> [Task brief] Please retype the data in full and exactly; the pictures are not part of the copy.

> [Record excerpts]
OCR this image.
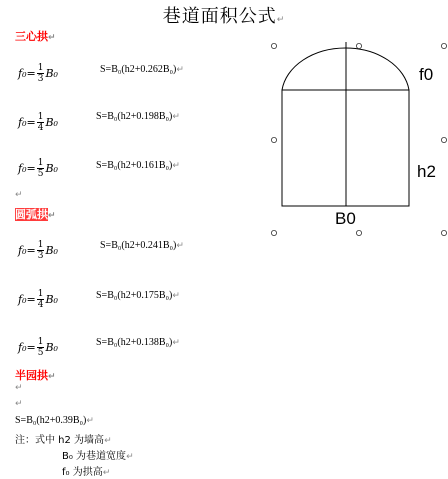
巷道面积公式↵
三心拱↵
$f_0= \frac{1}{3} B_0$	S=B₀(h2+0.262B₀)↵
$f_0= \frac{1}{4} B_0$	S=B₀(h2+0.198B₀)↵
$f_0= \frac{1}{5} B_0$	S=B₀(h2+0.161B₀)↵
↵
圆弧拱↵
$f_0= \frac{1}{3} B_0$	S=B₀(h2+0.241B₀)↵
$f_0= \frac{1}{4} B_0$	S=B₀(h2+0.175B₀)↵
$f_0= \frac{1}{5} B_0$	S=B₀(h2+0.138B₀)↵
半园拱↵
↵
↵
S=B₀(h2+0.39B₀)↵
注：式中 h2 为墙高↵
B₀ 为巷道宽度↵
f₀ 为拱高↵
f0
h2
B0
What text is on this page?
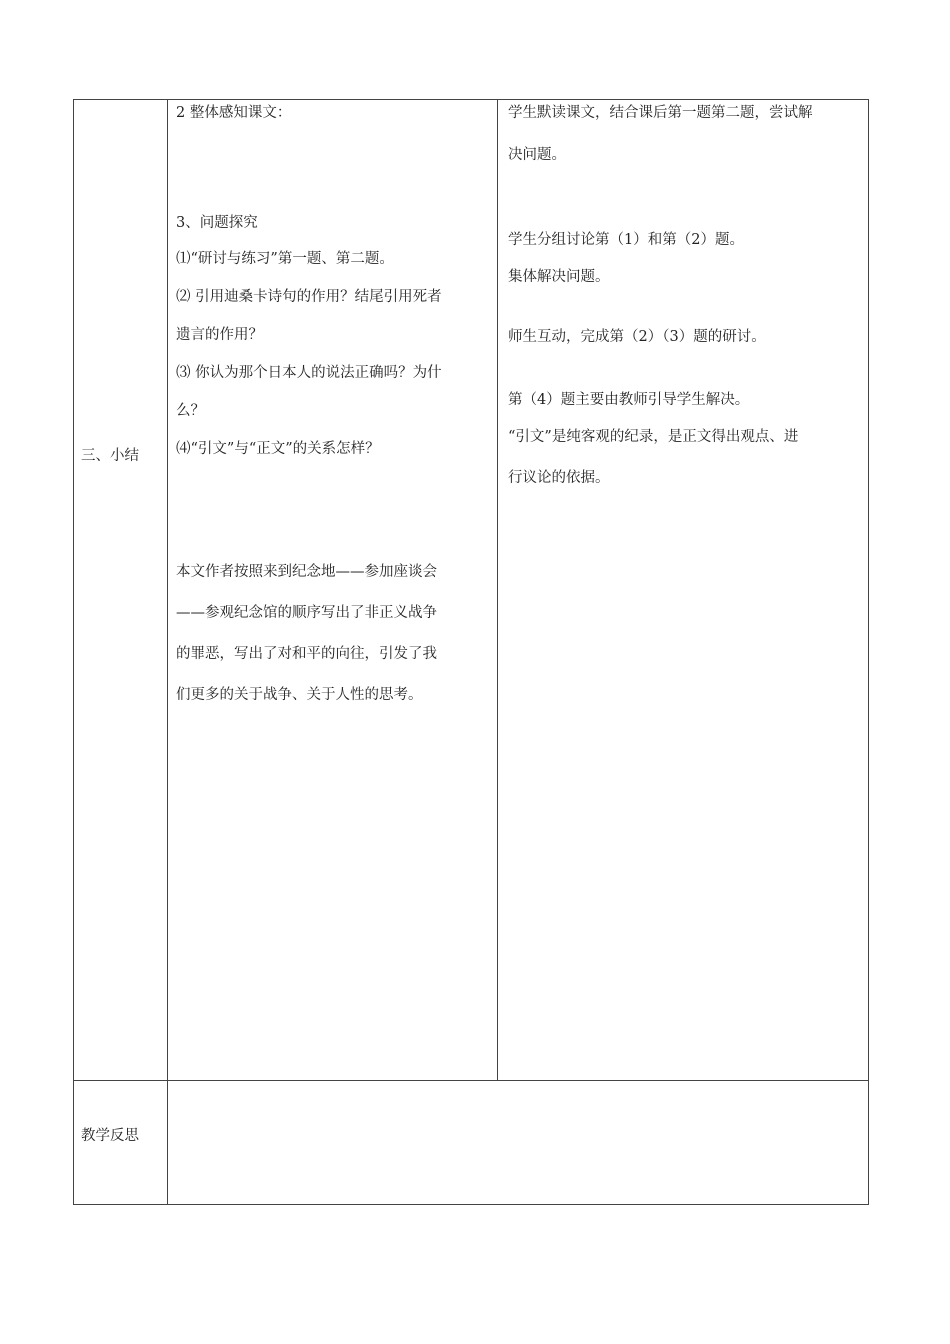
三、小结
2 整体感知课文：
3、问题探究
⑴“研讨与练习”第一题、第二题。
⑵ 引用迪桑卡诗句的作用？结尾引用死者
遗言的作用？
⑶ 你认为那个日本人的说法正确吗？为什
么？
⑷“引文”与“正文”的关系怎样？
本文作者按照来到纪念地——参加座谈会
——参观纪念馆的顺序写出了非正义战争
的罪恶，写出了对和平的向往，引发了我
们更多的关于战争、关于人性的思考。
学生默读课文，结合课后第一题第二题，尝试解
决问题。
学生分组讨论第（1）和第（2）题。
集体解决问题。
师生互动，完成第（2）（3）题的研讨。
第（4）题主要由教师引导学生解决。
“引文”是纯客观的纪录，是正文得出观点、进
行议论的依据。
教学反思
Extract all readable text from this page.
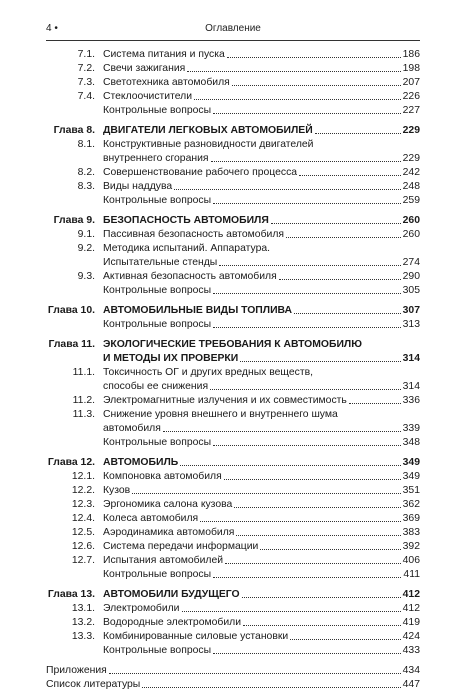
4 •	Оглавление
7.1. Система питания и пуска	186
7.2. Свечи зажигания	198
7.3. Светотехника автомобиля	207
7.4. Стеклоочистители	226
Контрольные вопросы	227
Глава 8. ДВИГАТЕЛИ ЛЕГКОВЫХ АВТОМОБИЛЕЙ	229
8.1. Конструктивные разновидности двигателей
внутреннего сгорания	229
8.2. Совершенствование рабочего процесса	242
8.3. Виды наддува	248
Контрольные вопросы	259
Глава 9. БЕЗОПАСНОСТЬ АВТОМОБИЛЯ	260
9.1. Пассивная безопасность автомобиля	260
9.2. Методика испытаний. Аппаратура.
Испытательные стенды	274
9.3. Активная безопасность автомобиля	290
Контрольные вопросы	305
Глава 10. АВТОМОБИЛЬНЫЕ ВИДЫ ТОПЛИВА	307
Контрольные вопросы	313
Глава 11. ЭКОЛОГИЧЕСКИЕ ТРЕБОВАНИЯ К АВТОМОБИЛЮ
И МЕТОДЫ ИХ ПРОВЕРКИ	314
11.1. Токсичность ОГ и других вредных веществ,
способы ее снижения	314
11.2. Электромагнитные излучения и их совместимость	336
11.3. Снижение уровня внешнего и внутреннего шума
автомобиля	339
Контрольные вопросы	348
Глава 12. АВТОМОБИЛЬ	349
12.1. Компоновка автомобиля	349
12.2. Кузов	351
12.3. Эргономика салона кузова	362
12.4. Колеса автомобиля	369
12.5. Аэродинамика автомобиля	383
12.6. Система передачи информации	392
12.7. Испытания автомобилей	406
Контрольные вопросы	411
Глава 13. АВТОМОБИЛИ БУДУЩЕГО	412
13.1. Электромобили	412
13.2. Водородные электромобили	419
13.3. Комбинированные силовые установки	424
Контрольные вопросы	433
Приложения	434
Список литературы	447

> [The completed task]
OCR this image.
巷道面积公式↵
三心拱↵
$f_0= \frac{1}{3} B_0$	S=B₀(h2+0.262B₀)↵
$f_0= \frac{1}{4} B_0$	S=B₀(h2+0.198B₀)↵
$f_0= \frac{1}{5} B_0$	S=B₀(h2+0.161B₀)↵
↵
圆弧拱↵
$f_0= \frac{1}{3} B_0$	S=B₀(h2+0.241B₀)↵
$f_0= \frac{1}{4} B_0$	S=B₀(h2+0.175B₀)↵
$f_0= \frac{1}{5} B_0$	S=B₀(h2+0.138B₀)↵
半园拱↵
↵
↵
S=B₀(h2+0.39B₀)↵
注：式中 h2 为墙高↵
B₀ 为巷道宽度↵
f₀ 为拱高↵
f0
h2
B0
What text is on this page?
三、小结
2 整体感知课文：
3、问题探究
⑴“研讨与练习”第一题、第二题。
⑵ 引用迪桑卡诗句的作用？结尾引用死者
遗言的作用？
⑶ 你认为那个日本人的说法正确吗？为什
么？
⑷“引文”与“正文”的关系怎样？
本文作者按照来到纪念地——参加座谈会
——参观纪念馆的顺序写出了非正义战争
的罪恶，写出了对和平的向往，引发了我
们更多的关于战争、关于人性的思考。
学生默读课文，结合课后第一题第二题，尝试解
决问题。
学生分组讨论第（1）和第（2）题。
集体解决问题。
师生互动，完成第（2）（3）题的研讨。
第（4）题主要由教师引导学生解决。
“引文”是纯客观的纪录，是正文得出观点、进
行议论的依据。
教学反思
Extract all readable text from this page.
4 •	Оглавление
7.1. Система питания и пуска	186
7.2. Свечи зажигания	198
7.3. Светотехника автомобиля	207
7.4. Стеклоочистители	226
Контрольные вопросы	227
Глава 8. ДВИГАТЕЛИ ЛЕГКОВЫХ АВТОМОБИЛЕЙ	229
8.1. Конструктивные разновидности двигателей
внутреннего сгорания	229
8.2. Совершенствование рабочего процесса	242
8.3. Виды наддува	248
Контрольные вопросы	259
Глава 9. БЕЗОПАСНОСТЬ АВТОМОБИЛЯ	260
9.1. Пассивная безопасность автомобиля	260
9.2. Методика испытаний. Аппаратура.
Испытательные стенды	274
9.3. Активная безопасность автомобиля	290
Контрольные вопросы	305
Глава 10. АВТОМОБИЛЬНЫЕ ВИДЫ ТОПЛИВА	307
Контрольные вопросы	313
Глава 11. ЭКОЛОГИЧЕСКИЕ ТРЕБОВАНИЯ К АВТОМОБИЛЮ
И МЕТОДЫ ИХ ПРОВЕРКИ	314
11.1. Токсичность ОГ и других вредных веществ,
способы ее снижения	314
11.2. Электромагнитные излучения и их совместимость	336
11.3. Снижение уровня внешнего и внутреннего шума
автомобиля	339
Контрольные вопросы	348
Глава 12. АВТОМОБИЛЬ	349
12.1. Компоновка автомобиля	349
12.2. Кузов	351
12.3. Эргономика салона кузова	362
12.4. Колеса автомобиля	369
12.5. Аэродинамика автомобиля	383
12.6. Система передачи информации	392
12.7. Испытания автомобилей	406
Контрольные вопросы	411
Глава 13. АВТОМОБИЛИ БУДУЩЕГО	412
13.1. Электромобили	412
13.2. Водородные электромобили	419
13.3. Комбинированные силовые установки	424
Контрольные вопросы	433
Приложения	434
Список литературы	447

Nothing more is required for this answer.